WRITTEN REQUEST: Write the listing below out again exactly, dropping the images.
===== ENTRIES PROVIDED =====
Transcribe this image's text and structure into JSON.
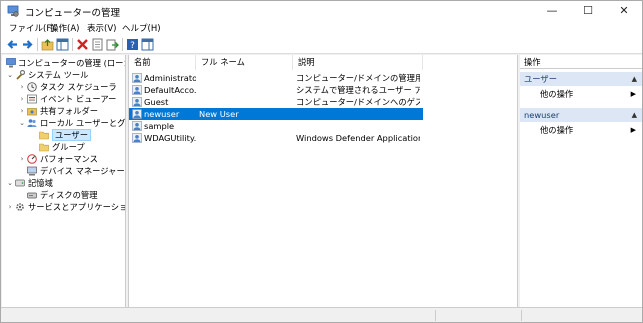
{
  "window": {
    "title": "コンピューターの管理"
  },
  "menu": [
    "ファイル(F)",
    "操作(A)",
    "表示(V)",
    "ヘルプ(H)"
  ],
  "tree": [
    {
      "label": "コンピューターの管理 (ローカル)",
      "icon": "computer-mgmt-icon",
      "expander": ""
    },
    {
      "label": "システム ツール",
      "icon": "tools-icon",
      "expander": "⌄"
    },
    {
      "label": "タスク スケジューラ",
      "icon": "clock-icon",
      "expander": "›"
    },
    {
      "label": "イベント ビューアー",
      "icon": "event-viewer-icon",
      "expander": "›"
    },
    {
      "label": "共有フォルダー",
      "icon": "shared-folder-icon",
      "expander": "›"
    },
    {
      "label": "ローカル ユーザーとグループ",
      "icon": "users-icon",
      "expander": "⌄"
    },
    {
      "label": "ユーザー",
      "icon": "folder-icon",
      "expander": ""
    },
    {
      "label": "グループ",
      "icon": "folder-icon",
      "expander": ""
    },
    {
      "label": "パフォーマンス",
      "icon": "performance-icon",
      "expander": "›"
    },
    {
      "label": "デバイス マネージャー",
      "icon": "device-manager-icon",
      "expander": ""
    },
    {
      "label": "記憶域",
      "icon": "storage-icon",
      "expander": "⌄"
    },
    {
      "label": "ディスクの管理",
      "icon": "disk-icon",
      "expander": ""
    },
    {
      "label": "サービスとアプリケーション",
      "icon": "services-icon",
      "expander": "›"
    }
  ],
  "columns": [
    "名前",
    "フル ネーム",
    "説明"
  ],
  "rows": [
    {
      "name": "Administrator",
      "fullname": "",
      "desc": "コンピューター/ドメインの管理用 (ビルト..."
    },
    {
      "name": "DefaultAcco...",
      "fullname": "",
      "desc": "システムで管理されるユーザー アカウン..."
    },
    {
      "name": "Guest",
      "fullname": "",
      "desc": "コンピューター/ドメインへのゲスト アクセ..."
    },
    {
      "name": "newuser",
      "fullname": "New User",
      "desc": ""
    },
    {
      "name": "sample",
      "fullname": "",
      "desc": ""
    },
    {
      "name": "WDAGUtility...",
      "fullname": "",
      "desc": "Windows Defender Application G..."
    }
  ],
  "actions": {
    "header": "操作",
    "sections": [
      {
        "title": "ユーザー",
        "item": "他の操作"
      },
      {
        "title": "newuser",
        "item": "他の操作"
      }
    ]
  },
  "colors": {
    "selection": "#0078d7",
    "section_bg": "#dce6f4",
    "tree_sel": "#cce8ff"
  }
}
=====
CORRECT ANSWER:
Transcribe this image's text and structure into JSON.
{
  "window": {
    "title": "コンピューターの管理"
  },
  "menu": [
    "ファイル(F)",
    "操作(A)",
    "表示(V)",
    "ヘルプ(H)"
  ],
  "tree": [
    {
      "label": "コンピューターの管理 (ローカル)",
      "icon": "computer-mgmt-icon",
      "expander": ""
    },
    {
      "label": "システム ツール",
      "icon": "tools-icon",
      "expander": "⌄"
    },
    {
      "label": "タスク スケジューラ",
      "icon": "clock-icon",
      "expander": "›"
    },
    {
      "label": "イベント ビューアー",
      "icon": "event-viewer-icon",
      "expander": "›"
    },
    {
      "label": "共有フォルダー",
      "icon": "shared-folder-icon",
      "expander": "›"
    },
    {
      "label": "ローカル ユーザーとグループ",
      "icon": "users-icon",
      "expander": "⌄"
    },
    {
      "label": "ユーザー",
      "icon": "folder-icon",
      "expander": ""
    },
    {
      "label": "グループ",
      "icon": "folder-icon",
      "expander": ""
    },
    {
      "label": "パフォーマンス",
      "icon": "performance-icon",
      "expander": "›"
    },
    {
      "label": "デバイス マネージャー",
      "icon": "device-manager-icon",
      "expander": ""
    },
    {
      "label": "記憶域",
      "icon": "storage-icon",
      "expander": "⌄"
    },
    {
      "label": "ディスクの管理",
      "icon": "disk-icon",
      "expander": ""
    },
    {
      "label": "サービスとアプリケーション",
      "icon": "services-icon",
      "expander": "›"
    }
  ],
  "columns": [
    "名前",
    "フル ネーム",
    "説明"
  ],
  "rows": [
    {
      "name": "Administrator",
      "fullname": "",
      "desc": "コンピューター/ドメインの管理用 (ビルト..."
    },
    {
      "name": "DefaultAcco...",
      "fullname": "",
      "desc": "システムで管理されるユーザー アカウン..."
    },
    {
      "name": "Guest",
      "fullname": "",
      "desc": "コンピューター/ドメインへのゲスト アクセ..."
    },
    {
      "name": "newuser",
      "fullname": "New User",
      "desc": ""
    },
    {
      "name": "sample",
      "fullname": "",
      "desc": ""
    },
    {
      "name": "WDAGUtility...",
      "fullname": "",
      "desc": "Windows Defender Application G..."
    }
  ],
  "actions": {
    "header": "操作",
    "sections": [
      {
        "title": "ユーザー",
        "item": "他の操作"
      },
      {
        "title": "newuser",
        "item": "他の操作"
      }
    ]
  },
  "colors": {
    "selection": "#0078d7",
    "section_bg": "#dce6f4",
    "tree_sel": "#cce8ff"
  }
}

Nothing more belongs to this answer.